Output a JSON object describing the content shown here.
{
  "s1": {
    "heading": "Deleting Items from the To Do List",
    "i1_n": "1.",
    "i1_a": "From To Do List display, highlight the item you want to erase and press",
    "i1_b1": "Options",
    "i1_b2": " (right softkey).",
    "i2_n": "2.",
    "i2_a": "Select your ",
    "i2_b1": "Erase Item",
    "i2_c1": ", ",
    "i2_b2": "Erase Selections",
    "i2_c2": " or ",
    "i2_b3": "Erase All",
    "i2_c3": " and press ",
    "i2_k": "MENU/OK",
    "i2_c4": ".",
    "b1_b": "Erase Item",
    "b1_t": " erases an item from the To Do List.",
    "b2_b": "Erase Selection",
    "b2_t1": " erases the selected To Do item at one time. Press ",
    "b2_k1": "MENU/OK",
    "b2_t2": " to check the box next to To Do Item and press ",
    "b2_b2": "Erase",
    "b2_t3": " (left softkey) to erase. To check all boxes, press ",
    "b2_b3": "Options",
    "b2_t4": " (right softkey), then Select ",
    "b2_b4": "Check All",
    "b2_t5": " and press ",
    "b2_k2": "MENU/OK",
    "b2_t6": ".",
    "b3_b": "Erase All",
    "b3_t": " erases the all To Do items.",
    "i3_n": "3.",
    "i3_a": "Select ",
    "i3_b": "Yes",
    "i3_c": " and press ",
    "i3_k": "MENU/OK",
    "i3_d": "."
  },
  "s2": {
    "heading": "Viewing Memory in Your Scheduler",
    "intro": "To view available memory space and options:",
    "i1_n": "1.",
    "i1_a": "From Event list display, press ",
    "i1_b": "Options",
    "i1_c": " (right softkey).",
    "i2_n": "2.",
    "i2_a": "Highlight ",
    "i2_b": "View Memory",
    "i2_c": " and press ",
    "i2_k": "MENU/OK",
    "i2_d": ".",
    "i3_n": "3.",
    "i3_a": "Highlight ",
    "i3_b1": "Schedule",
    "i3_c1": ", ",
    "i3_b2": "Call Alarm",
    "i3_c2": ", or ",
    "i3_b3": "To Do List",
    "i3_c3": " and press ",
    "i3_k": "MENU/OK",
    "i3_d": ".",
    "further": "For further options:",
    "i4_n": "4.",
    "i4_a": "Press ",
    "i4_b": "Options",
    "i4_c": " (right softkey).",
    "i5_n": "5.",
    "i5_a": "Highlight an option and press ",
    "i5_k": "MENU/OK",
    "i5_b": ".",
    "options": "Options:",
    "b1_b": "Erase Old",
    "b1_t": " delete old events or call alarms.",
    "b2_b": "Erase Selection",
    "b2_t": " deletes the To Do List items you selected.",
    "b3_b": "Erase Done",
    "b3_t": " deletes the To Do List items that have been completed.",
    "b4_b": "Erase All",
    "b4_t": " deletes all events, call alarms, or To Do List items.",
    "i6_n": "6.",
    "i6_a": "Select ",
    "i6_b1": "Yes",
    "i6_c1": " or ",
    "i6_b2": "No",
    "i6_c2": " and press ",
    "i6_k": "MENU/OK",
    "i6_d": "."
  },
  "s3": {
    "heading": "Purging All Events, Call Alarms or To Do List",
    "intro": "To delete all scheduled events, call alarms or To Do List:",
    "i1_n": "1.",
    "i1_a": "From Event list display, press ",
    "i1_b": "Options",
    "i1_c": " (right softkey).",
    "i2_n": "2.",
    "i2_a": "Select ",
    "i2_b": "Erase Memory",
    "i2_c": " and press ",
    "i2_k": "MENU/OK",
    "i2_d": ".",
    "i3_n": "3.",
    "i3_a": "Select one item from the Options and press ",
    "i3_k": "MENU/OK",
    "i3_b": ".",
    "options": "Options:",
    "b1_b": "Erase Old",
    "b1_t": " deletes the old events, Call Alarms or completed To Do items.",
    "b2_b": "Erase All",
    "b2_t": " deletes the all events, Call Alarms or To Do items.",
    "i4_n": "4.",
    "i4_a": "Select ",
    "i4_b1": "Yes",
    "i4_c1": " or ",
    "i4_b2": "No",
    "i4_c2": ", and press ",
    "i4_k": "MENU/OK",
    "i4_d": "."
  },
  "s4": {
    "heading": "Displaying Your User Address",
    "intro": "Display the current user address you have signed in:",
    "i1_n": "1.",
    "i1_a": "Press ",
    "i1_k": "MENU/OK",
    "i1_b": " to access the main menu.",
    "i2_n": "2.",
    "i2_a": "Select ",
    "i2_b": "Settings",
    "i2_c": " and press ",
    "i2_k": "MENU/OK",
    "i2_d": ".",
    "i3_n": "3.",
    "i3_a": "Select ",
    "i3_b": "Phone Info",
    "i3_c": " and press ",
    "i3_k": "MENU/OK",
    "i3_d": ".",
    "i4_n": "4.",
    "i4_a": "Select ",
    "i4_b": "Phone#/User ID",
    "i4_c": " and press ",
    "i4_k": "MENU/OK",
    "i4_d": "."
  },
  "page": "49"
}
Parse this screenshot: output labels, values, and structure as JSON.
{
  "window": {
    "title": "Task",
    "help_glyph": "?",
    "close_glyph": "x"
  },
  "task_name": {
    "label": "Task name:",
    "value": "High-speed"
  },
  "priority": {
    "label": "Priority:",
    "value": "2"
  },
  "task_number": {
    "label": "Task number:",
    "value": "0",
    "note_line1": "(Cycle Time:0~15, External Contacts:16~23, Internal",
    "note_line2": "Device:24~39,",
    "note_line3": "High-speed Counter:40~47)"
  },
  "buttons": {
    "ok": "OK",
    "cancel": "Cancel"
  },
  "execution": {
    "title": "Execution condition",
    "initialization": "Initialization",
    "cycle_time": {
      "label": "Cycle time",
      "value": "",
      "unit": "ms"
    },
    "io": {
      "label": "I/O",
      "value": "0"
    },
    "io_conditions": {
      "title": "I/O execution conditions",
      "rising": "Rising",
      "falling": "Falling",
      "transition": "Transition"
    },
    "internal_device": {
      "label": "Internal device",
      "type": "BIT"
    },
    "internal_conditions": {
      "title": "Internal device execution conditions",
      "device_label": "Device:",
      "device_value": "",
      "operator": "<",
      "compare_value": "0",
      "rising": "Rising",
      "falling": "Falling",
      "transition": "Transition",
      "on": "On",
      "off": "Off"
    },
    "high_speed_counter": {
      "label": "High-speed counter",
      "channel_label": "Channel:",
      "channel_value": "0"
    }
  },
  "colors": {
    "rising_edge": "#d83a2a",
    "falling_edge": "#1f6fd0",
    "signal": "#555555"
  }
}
══════════
THE PROBLEM
Type out the material again exactly as presented.

OUTPUT FOR THIS EXERCISE
Output a JSON object describing the content shown here.
{
  "s1": {
    "heading": "Deleting Items from the To Do List",
    "i1_n": "1.",
    "i1_a": "From To Do List display, highlight the item you want to erase and press",
    "i1_b1": "Options",
    "i1_b2": " (right softkey).",
    "i2_n": "2.",
    "i2_a": "Select your ",
    "i2_b1": "Erase Item",
    "i2_c1": ", ",
    "i2_b2": "Erase Selections",
    "i2_c2": " or ",
    "i2_b3": "Erase All",
    "i2_c3": " and press ",
    "i2_k": "MENU/OK",
    "i2_c4": ".",
    "b1_b": "Erase Item",
    "b1_t": " erases an item from the To Do List.",
    "b2_b": "Erase Selection",
    "b2_t1": " erases the selected To Do item at one time. Press ",
    "b2_k1": "MENU/OK",
    "b2_t2": " to check the box next to To Do Item and press ",
    "b2_b2": "Erase",
    "b2_t3": " (left softkey) to erase. To check all boxes, press ",
    "b2_b3": "Options",
    "b2_t4": " (right softkey), then Select ",
    "b2_b4": "Check All",
    "b2_t5": " and press ",
    "b2_k2": "MENU/OK",
    "b2_t6": ".",
    "b3_b": "Erase All",
    "b3_t": " erases the all To Do items.",
    "i3_n": "3.",
    "i3_a": "Select ",
    "i3_b": "Yes",
    "i3_c": " and press ",
    "i3_k": "MENU/OK",
    "i3_d": "."
  },
  "s2": {
    "heading": "Viewing Memory in Your Scheduler",
    "intro": "To view available memory space and options:",
    "i1_n": "1.",
    "i1_a": "From Event list display, press ",
    "i1_b": "Options",
    "i1_c": " (right softkey).",
    "i2_n": "2.",
    "i2_a": "Highlight ",
    "i2_b": "View Memory",
    "i2_c": " and press ",
    "i2_k": "MENU/OK",
    "i2_d": ".",
    "i3_n": "3.",
    "i3_a": "Highlight ",
    "i3_b1": "Schedule",
    "i3_c1": ", ",
    "i3_b2": "Call Alarm",
    "i3_c2": ", or ",
    "i3_b3": "To Do List",
    "i3_c3": " and press ",
    "i3_k": "MENU/OK",
    "i3_d": ".",
    "further": "For further options:",
    "i4_n": "4.",
    "i4_a": "Press ",
    "i4_b": "Options",
    "i4_c": " (right softkey).",
    "i5_n": "5.",
    "i5_a": "Highlight an option and press ",
    "i5_k": "MENU/OK",
    "i5_b": ".",
    "options": "Options:",
    "b1_b": "Erase Old",
    "b1_t": " delete old events or call alarms.",
    "b2_b": "Erase Selection",
    "b2_t": " deletes the To Do List items you selected.",
    "b3_b": "Erase Done",
    "b3_t": " deletes the To Do List items that have been completed.",
    "b4_b": "Erase All",
    "b4_t": " deletes all events, call alarms, or To Do List items.",
    "i6_n": "6.",
    "i6_a": "Select ",
    "i6_b1": "Yes",
    "i6_c1": " or ",
    "i6_b2": "No",
    "i6_c2": " and press ",
    "i6_k": "MENU/OK",
    "i6_d": "."
  },
  "s3": {
    "heading": "Purging All Events, Call Alarms or To Do List",
    "intro": "To delete all scheduled events, call alarms or To Do List:",
    "i1_n": "1.",
    "i1_a": "From Event list display, press ",
    "i1_b": "Options",
    "i1_c": " (right softkey).",
    "i2_n": "2.",
    "i2_a": "Select ",
    "i2_b": "Erase Memory",
    "i2_c": " and press ",
    "i2_k": "MENU/OK",
    "i2_d": ".",
    "i3_n": "3.",
    "i3_a": "Select one item from the Options and press ",
    "i3_k": "MENU/OK",
    "i3_b": ".",
    "options": "Options:",
    "b1_b": "Erase Old",
    "b1_t": " deletes the old events, Call Alarms or completed To Do items.",
    "b2_b": "Erase All",
    "b2_t": " deletes the all events, Call Alarms or To Do items.",
    "i4_n": "4.",
    "i4_a": "Select ",
    "i4_b1": "Yes",
    "i4_c1": " or ",
    "i4_b2": "No",
    "i4_c2": ", and press ",
    "i4_k": "MENU/OK",
    "i4_d": "."
  },
  "s4": {
    "heading": "Displaying Your User Address",
    "intro": "Display the current user address you have signed in:",
    "i1_n": "1.",
    "i1_a": "Press ",
    "i1_k": "MENU/OK",
    "i1_b": " to access the main menu.",
    "i2_n": "2.",
    "i2_a": "Select ",
    "i2_b": "Settings",
    "i2_c": " and press ",
    "i2_k": "MENU/OK",
    "i2_d": ".",
    "i3_n": "3.",
    "i3_a": "Select ",
    "i3_b": "Phone Info",
    "i3_c": " and press ",
    "i3_k": "MENU/OK",
    "i3_d": ".",
    "i4_n": "4.",
    "i4_a": "Select ",
    "i4_b": "Phone#/User ID",
    "i4_c": " and press ",
    "i4_k": "MENU/OK",
    "i4_d": "."
  },
  "page": "49"
}
Parse this screenshot: output labels, values, and structure as JSON.
{
  "window": {
    "title": "Task",
    "help_glyph": "?",
    "close_glyph": "x"
  },
  "task_name": {
    "label": "Task name:",
    "value": "High-speed"
  },
  "priority": {
    "label": "Priority:",
    "value": "2"
  },
  "task_number": {
    "label": "Task number:",
    "value": "0",
    "note_line1": "(Cycle Time:0~15, External Contacts:16~23, Internal",
    "note_line2": "Device:24~39,",
    "note_line3": "High-speed Counter:40~47)"
  },
  "buttons": {
    "ok": "OK",
    "cancel": "Cancel"
  },
  "execution": {
    "title": "Execution condition",
    "initialization": "Initialization",
    "cycle_time": {
      "label": "Cycle time",
      "value": "",
      "unit": "ms"
    },
    "io": {
      "label": "I/O",
      "value": "0"
    },
    "io_conditions": {
      "title": "I/O execution conditions",
      "rising": "Rising",
      "falling": "Falling",
      "transition": "Transition"
    },
    "internal_device": {
      "label": "Internal device",
      "type": "BIT"
    },
    "internal_conditions": {
      "title": "Internal device execution conditions",
      "device_label": "Device:",
      "device_value": "",
      "operator": "<",
      "compare_value": "0",
      "rising": "Rising",
      "falling": "Falling",
      "transition": "Transition",
      "on": "On",
      "off": "Off"
    },
    "high_speed_counter": {
      "label": "High-speed counter",
      "channel_label": "Channel:",
      "channel_value": "0"
    }
  },
  "colors": {
    "rising_edge": "#d83a2a",
    "falling_edge": "#1f6fd0",
    "signal": "#555555"
  }
}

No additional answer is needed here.